* _WRITTEN REQUEST_
Each entry below should be written out exactly as it is, with no pictures.

#####

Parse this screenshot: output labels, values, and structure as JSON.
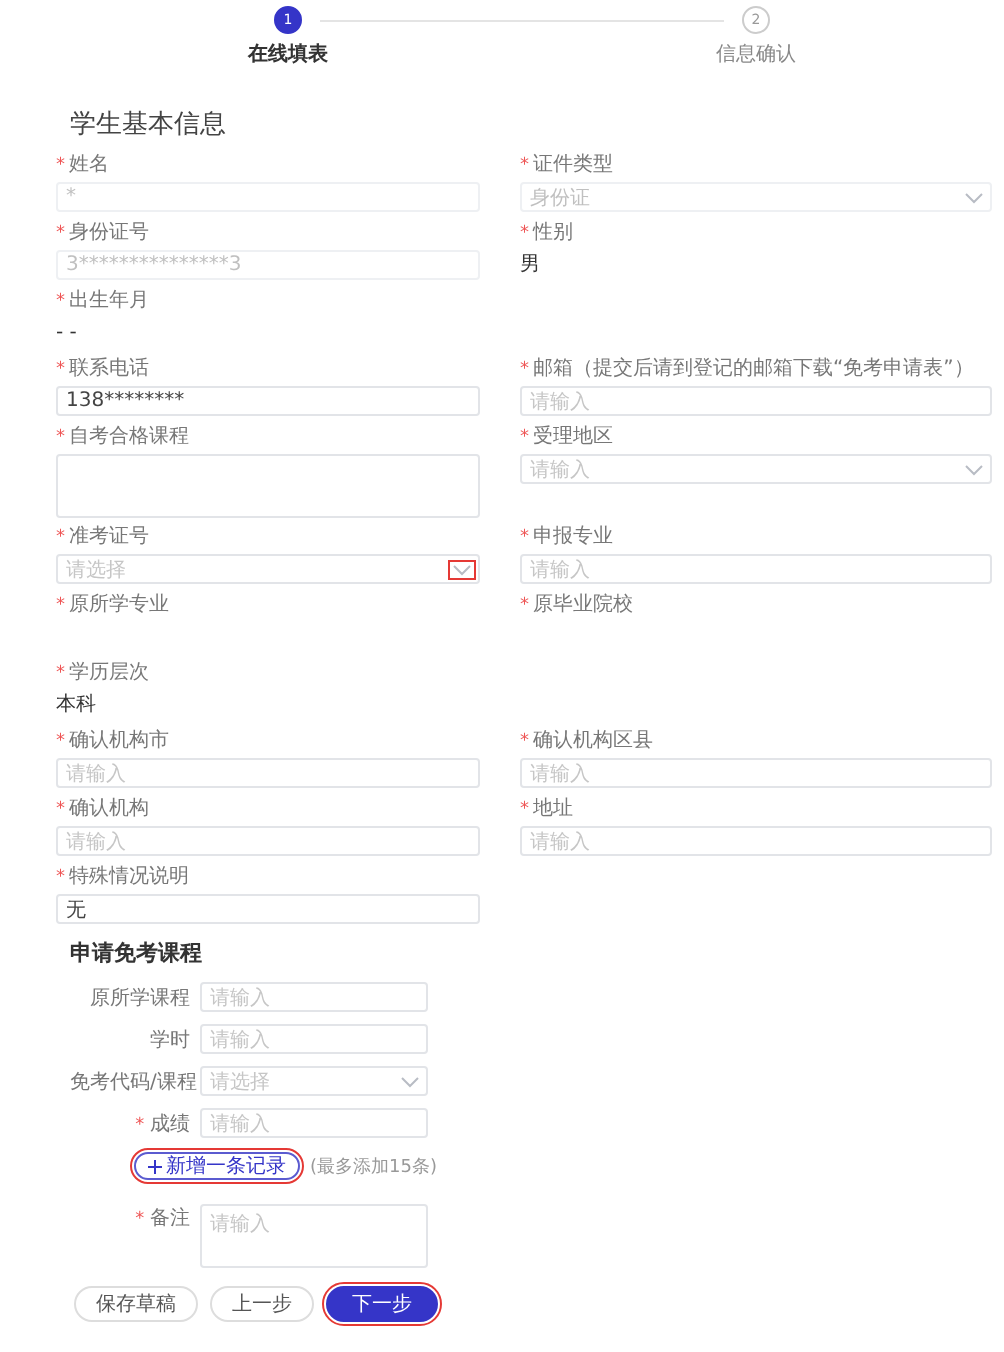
{
  "steps": [
    {
      "number": "1",
      "label": "在线填表",
      "selected": true
    },
    {
      "number": "2",
      "label": "信息确认",
      "selected": false
    }
  ],
  "section_title": "学生基本信息",
  "rows": [
    [
      {
        "kind": "input",
        "label": "姓名",
        "required": true,
        "value": "*",
        "disabled": true
      },
      {
        "kind": "select",
        "label": "证件类型",
        "required": true,
        "value": "身份证",
        "disabled": true,
        "highlighted": false
      }
    ],
    [
      {
        "kind": "input",
        "label": "身份证号",
        "required": true,
        "value": "3***************3",
        "disabled": true
      },
      {
        "kind": "text",
        "label": "性别",
        "required": true,
        "value": "男"
      }
    ],
    [
      {
        "kind": "text",
        "label": "出生年月",
        "required": true,
        "value": "- -"
      }
    ],
    [
      {
        "kind": "input",
        "label": "联系电话",
        "required": true,
        "value": "138********",
        "disabled": false
      },
      {
        "kind": "input",
        "label": "邮箱（提交后请到登记的邮箱下载“免考申请表”）",
        "required": true,
        "placeholder": "请输入",
        "disabled": false
      }
    ],
    [
      {
        "kind": "textarea",
        "label": "自考合格课程",
        "required": true
      },
      {
        "kind": "select",
        "label": "受理地区",
        "required": true,
        "placeholder": "请输入",
        "disabled": false,
        "highlighted": false
      }
    ],
    [
      {
        "kind": "select",
        "label": "准考证号",
        "required": true,
        "placeholder": "请选择",
        "disabled": false,
        "highlighted": true
      },
      {
        "kind": "input",
        "label": "申报专业",
        "required": true,
        "placeholder": "请输入",
        "disabled": false
      }
    ],
    [
      {
        "kind": "text",
        "label": "原所学专业",
        "required": true
      },
      {
        "kind": "text",
        "label": "原毕业院校",
        "required": true
      }
    ],
    [
      {
        "kind": "text",
        "label": "学历层次",
        "required": true,
        "value": "本科"
      }
    ],
    [
      {
        "kind": "input",
        "label": "确认机构市",
        "required": true,
        "placeholder": "请输入",
        "disabled": false
      },
      {
        "kind": "input",
        "label": "确认机构区县",
        "required": true,
        "placeholder": "请输入",
        "disabled": false
      }
    ],
    [
      {
        "kind": "input",
        "label": "确认机构",
        "required": true,
        "placeholder": "请输入",
        "disabled": false
      },
      {
        "kind": "input",
        "label": "地址",
        "required": true,
        "placeholder": "请输入",
        "disabled": false
      }
    ],
    [
      {
        "kind": "input",
        "label": "特殊情况说明",
        "required": true,
        "value": "无",
        "disabled": false
      }
    ]
  ],
  "course_section": {
    "title": "申请免考课程",
    "fields": [
      {
        "kind": "input",
        "label": "原所学课程",
        "required": false,
        "placeholder": "请输入"
      },
      {
        "kind": "input",
        "label": "学时",
        "required": false,
        "placeholder": "请输入"
      },
      {
        "kind": "select",
        "label": "免考代码/课程",
        "required": false,
        "placeholder": "请选择"
      },
      {
        "kind": "input",
        "label": "成绩",
        "required": true,
        "placeholder": "请输入"
      }
    ],
    "add_button": {
      "label": "新增一条记录",
      "highlighted": true
    },
    "add_hint": "(最多添加15条)",
    "remarks": {
      "kind": "textarea",
      "label": "备注",
      "required": true,
      "placeholder": "请输入"
    }
  },
  "buttons": [
    {
      "label": "保存草稿",
      "kind": "outline",
      "highlighted": false
    },
    {
      "label": "上一步",
      "kind": "outline",
      "highlighted": false
    },
    {
      "label": "下一步",
      "kind": "primary",
      "highlighted": true
    }
  ]
}
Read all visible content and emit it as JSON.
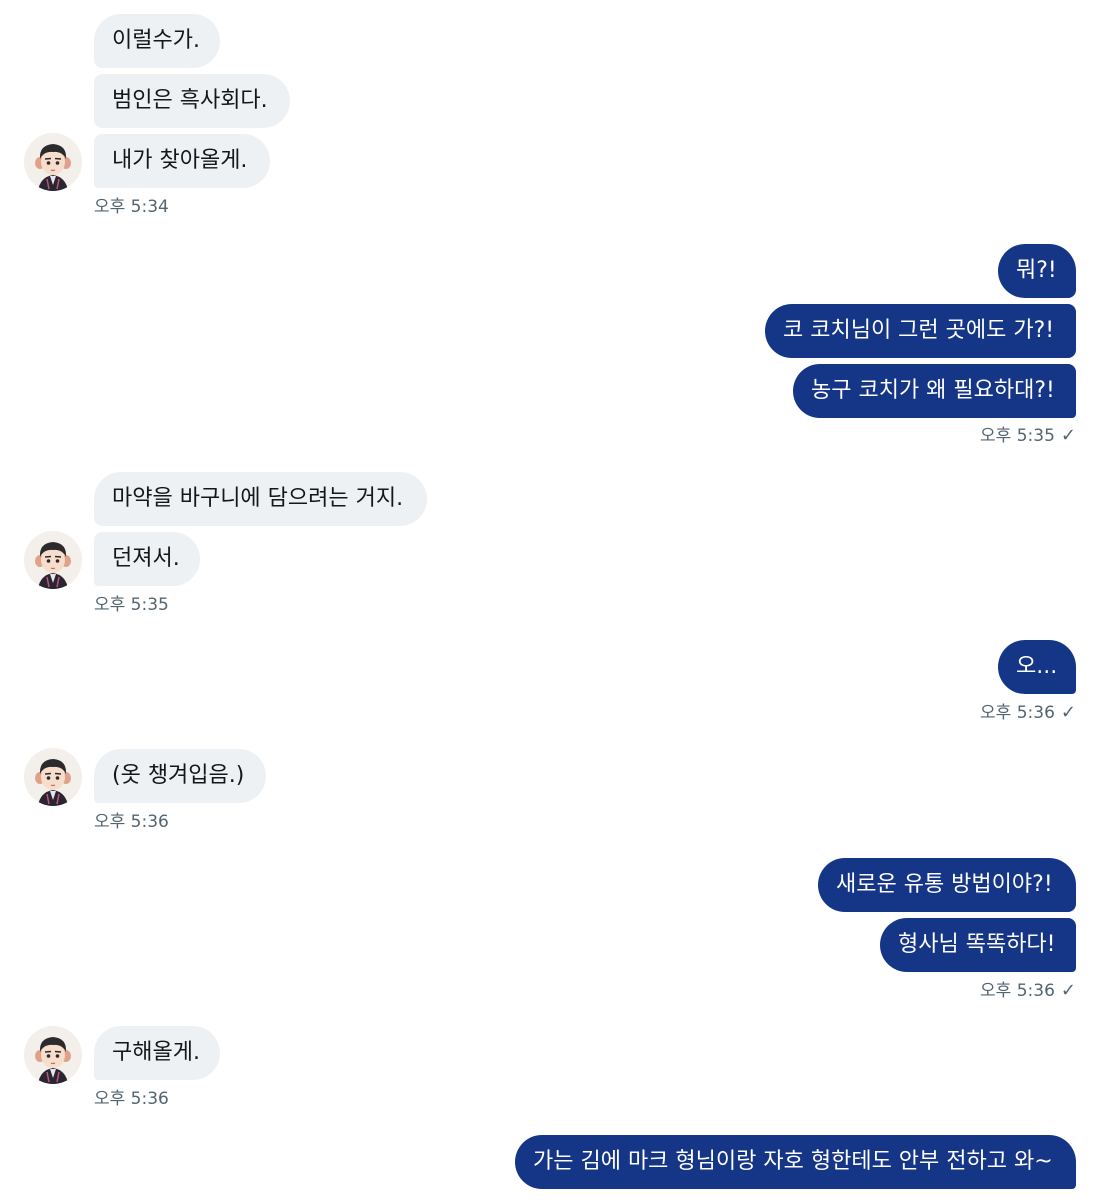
{
  "groups": [
    {
      "side": "in",
      "messages": [
        "이럴수가.",
        "범인은 흑사회다.",
        "내가 찾아올게."
      ],
      "time": "오후 5:34",
      "avatar": "character-avatar-icon"
    },
    {
      "side": "out",
      "messages": [
        "뭐?!",
        "코 코치님이 그런 곳에도 가?!",
        "농구 코치가 왜 필요하대?!"
      ],
      "time": "오후 5:35",
      "receipt": "✓"
    },
    {
      "side": "in",
      "messages": [
        "마약을 바구니에 담으려는 거지.",
        "던져서."
      ],
      "time": "오후 5:35",
      "avatar": "character-avatar-icon"
    },
    {
      "side": "out",
      "messages": [
        "오..."
      ],
      "time": "오후 5:36",
      "receipt": "✓"
    },
    {
      "side": "in",
      "messages": [
        "(옷 챙겨입음.)"
      ],
      "time": "오후 5:36",
      "avatar": "character-avatar-icon"
    },
    {
      "side": "out",
      "messages": [
        "새로운 유통 방법이야?!",
        "형사님 똑똑하다!"
      ],
      "time": "오후 5:36",
      "receipt": "✓"
    },
    {
      "side": "in",
      "messages": [
        "구해올게."
      ],
      "time": "오후 5:36",
      "avatar": "character-avatar-icon"
    },
    {
      "side": "out",
      "messages": [
        "가는 김에 마크 형님이랑 자호 형한테도 안부 전하고 와~"
      ],
      "time": "",
      "receipt": ""
    }
  ],
  "colors": {
    "incoming_bubble": "#eef1f4",
    "outgoing_bubble": "#153587",
    "timestamp": "#536471"
  }
}
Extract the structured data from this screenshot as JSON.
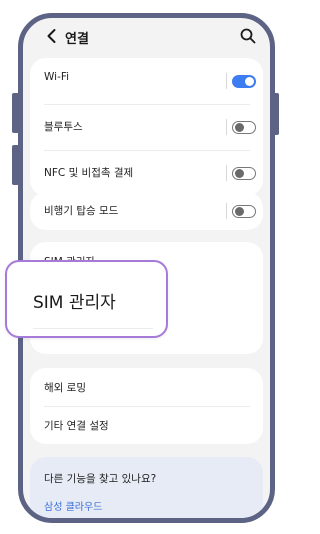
{
  "header": {
    "title": "연결",
    "back_icon": "chevron-left-icon",
    "search_icon": "search-icon"
  },
  "sections": {
    "wireless": {
      "wifi": {
        "label": "Wi-Fi",
        "enabled": true
      },
      "bluetooth": {
        "label": "블루투스",
        "enabled": false
      },
      "nfc": {
        "label": "NFC 및 비접촉 결제",
        "enabled": false
      }
    },
    "airplane": {
      "label": "비행기 탑승 모드",
      "enabled": false
    },
    "sim": {
      "label": "SIM 관리자"
    },
    "more": {
      "roaming": {
        "label": "해외 로밍"
      },
      "other": {
        "label": "기타 연결 설정"
      }
    },
    "suggestion": {
      "question": "다른 기능을 찾고 있나요?",
      "link": "삼성 클라우드"
    }
  },
  "callout": {
    "label": "SIM 관리자"
  },
  "colors": {
    "accent": "#3e7cf2",
    "frame": "#5c6384",
    "highlight": "#a57ad8",
    "link": "#3a6fd8"
  }
}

#####

* _WRITTEN SOLUTION_
Parse this screenshot: output labels, values, and structure as JSON.
{
  "steps": [
    {
      "number": "1",
      "label": "在线填表",
      "selected": true
    },
    {
      "number": "2",
      "label": "信息确认",
      "selected": false
    }
  ],
  "section_title": "学生基本信息",
  "rows": [
    [
      {
        "kind": "input",
        "label": "姓名",
        "required": true,
        "value": "*",
        "disabled": true
      },
      {
        "kind": "select",
        "label": "证件类型",
        "required": true,
        "value": "身份证",
        "disabled": true,
        "highlighted": false
      }
    ],
    [
      {
        "kind": "input",
        "label": "身份证号",
        "required": true,
        "value": "3***************3",
        "disabled": true
      },
      {
        "kind": "text",
        "label": "性别",
        "required": true,
        "value": "男"
      }
    ],
    [
      {
        "kind": "text",
        "label": "出生年月",
        "required": true,
        "value": "- -"
      }
    ],
    [
      {
        "kind": "input",
        "label": "联系电话",
        "required": true,
        "value": "138********",
        "disabled": false
      },
      {
        "kind": "input",
        "label": "邮箱（提交后请到登记的邮箱下载“免考申请表”）",
        "required": true,
        "placeholder": "请输入",
        "disabled": false
      }
    ],
    [
      {
        "kind": "textarea",
        "label": "自考合格课程",
        "required": true
      },
      {
        "kind": "select",
        "label": "受理地区",
        "required": true,
        "placeholder": "请输入",
        "disabled": false,
        "highlighted": false
      }
    ],
    [
      {
        "kind": "select",
        "label": "准考证号",
        "required": true,
        "placeholder": "请选择",
        "disabled": false,
        "highlighted": true
      },
      {
        "kind": "input",
        "label": "申报专业",
        "required": true,
        "placeholder": "请输入",
        "disabled": false
      }
    ],
    [
      {
        "kind": "text",
        "label": "原所学专业",
        "required": true
      },
      {
        "kind": "text",
        "label": "原毕业院校",
        "required": true
      }
    ],
    [
      {
        "kind": "text",
        "label": "学历层次",
        "required": true,
        "value": "本科"
      }
    ],
    [
      {
        "kind": "input",
        "label": "确认机构市",
        "required": true,
        "placeholder": "请输入",
        "disabled": false
      },
      {
        "kind": "input",
        "label": "确认机构区县",
        "required": true,
        "placeholder": "请输入",
        "disabled": false
      }
    ],
    [
      {
        "kind": "input",
        "label": "确认机构",
        "required": true,
        "placeholder": "请输入",
        "disabled": false
      },
      {
        "kind": "input",
        "label": "地址",
        "required": true,
        "placeholder": "请输入",
        "disabled": false
      }
    ],
    [
      {
        "kind": "input",
        "label": "特殊情况说明",
        "required": true,
        "value": "无",
        "disabled": false
      }
    ]
  ],
  "course_section": {
    "title": "申请免考课程",
    "fields": [
      {
        "kind": "input",
        "label": "原所学课程",
        "required": false,
        "placeholder": "请输入"
      },
      {
        "kind": "input",
        "label": "学时",
        "required": false,
        "placeholder": "请输入"
      },
      {
        "kind": "select",
        "label": "免考代码/课程",
        "required": false,
        "placeholder": "请选择"
      },
      {
        "kind": "input",
        "label": "成绩",
        "required": true,
        "placeholder": "请输入"
      }
    ],
    "add_button": {
      "label": "新增一条记录",
      "highlighted": true
    },
    "add_hint": "(最多添加15条)",
    "remarks": {
      "kind": "textarea",
      "label": "备注",
      "required": true,
      "placeholder": "请输入"
    }
  },
  "buttons": [
    {
      "label": "保存草稿",
      "kind": "outline",
      "highlighted": false
    },
    {
      "label": "上一步",
      "kind": "outline",
      "highlighted": false
    },
    {
      "label": "下一步",
      "kind": "primary",
      "highlighted": true
    }
  ]
}
Read all visible content and emit it as JSON.
{
  "groups": [
    {
      "side": "in",
      "messages": [
        "이럴수가.",
        "범인은 흑사회다.",
        "내가 찾아올게."
      ],
      "time": "오후 5:34",
      "avatar": "character-avatar-icon"
    },
    {
      "side": "out",
      "messages": [
        "뭐?!",
        "코 코치님이 그런 곳에도 가?!",
        "농구 코치가 왜 필요하대?!"
      ],
      "time": "오후 5:35",
      "receipt": "✓"
    },
    {
      "side": "in",
      "messages": [
        "마약을 바구니에 담으려는 거지.",
        "던져서."
      ],
      "time": "오후 5:35",
      "avatar": "character-avatar-icon"
    },
    {
      "side": "out",
      "messages": [
        "오..."
      ],
      "time": "오후 5:36",
      "receipt": "✓"
    },
    {
      "side": "in",
      "messages": [
        "(옷 챙겨입음.)"
      ],
      "time": "오후 5:36",
      "avatar": "character-avatar-icon"
    },
    {
      "side": "out",
      "messages": [
        "새로운 유통 방법이야?!",
        "형사님 똑똑하다!"
      ],
      "time": "오후 5:36",
      "receipt": "✓"
    },
    {
      "side": "in",
      "messages": [
        "구해올게."
      ],
      "time": "오후 5:36",
      "avatar": "character-avatar-icon"
    },
    {
      "side": "out",
      "messages": [
        "가는 김에 마크 형님이랑 자호 형한테도 안부 전하고 와~"
      ],
      "time": "",
      "receipt": ""
    }
  ],
  "colors": {
    "incoming_bubble": "#eef1f4",
    "outgoing_bubble": "#153587",
    "timestamp": "#536471"
  }
}
Extract the structured data from this screenshot as JSON.
{
  "header": {
    "title": "연결",
    "back_icon": "chevron-left-icon",
    "search_icon": "search-icon"
  },
  "sections": {
    "wireless": {
      "wifi": {
        "label": "Wi-Fi",
        "enabled": true
      },
      "bluetooth": {
        "label": "블루투스",
        "enabled": false
      },
      "nfc": {
        "label": "NFC 및 비접촉 결제",
        "enabled": false
      }
    },
    "airplane": {
      "label": "비행기 탑승 모드",
      "enabled": false
    },
    "sim": {
      "label": "SIM 관리자"
    },
    "more": {
      "roaming": {
        "label": "해외 로밍"
      },
      "other": {
        "label": "기타 연결 설정"
      }
    },
    "suggestion": {
      "question": "다른 기능을 찾고 있나요?",
      "link": "삼성 클라우드"
    }
  },
  "callout": {
    "label": "SIM 관리자"
  },
  "colors": {
    "accent": "#3e7cf2",
    "frame": "#5c6384",
    "highlight": "#a57ad8",
    "link": "#3a6fd8"
  }
}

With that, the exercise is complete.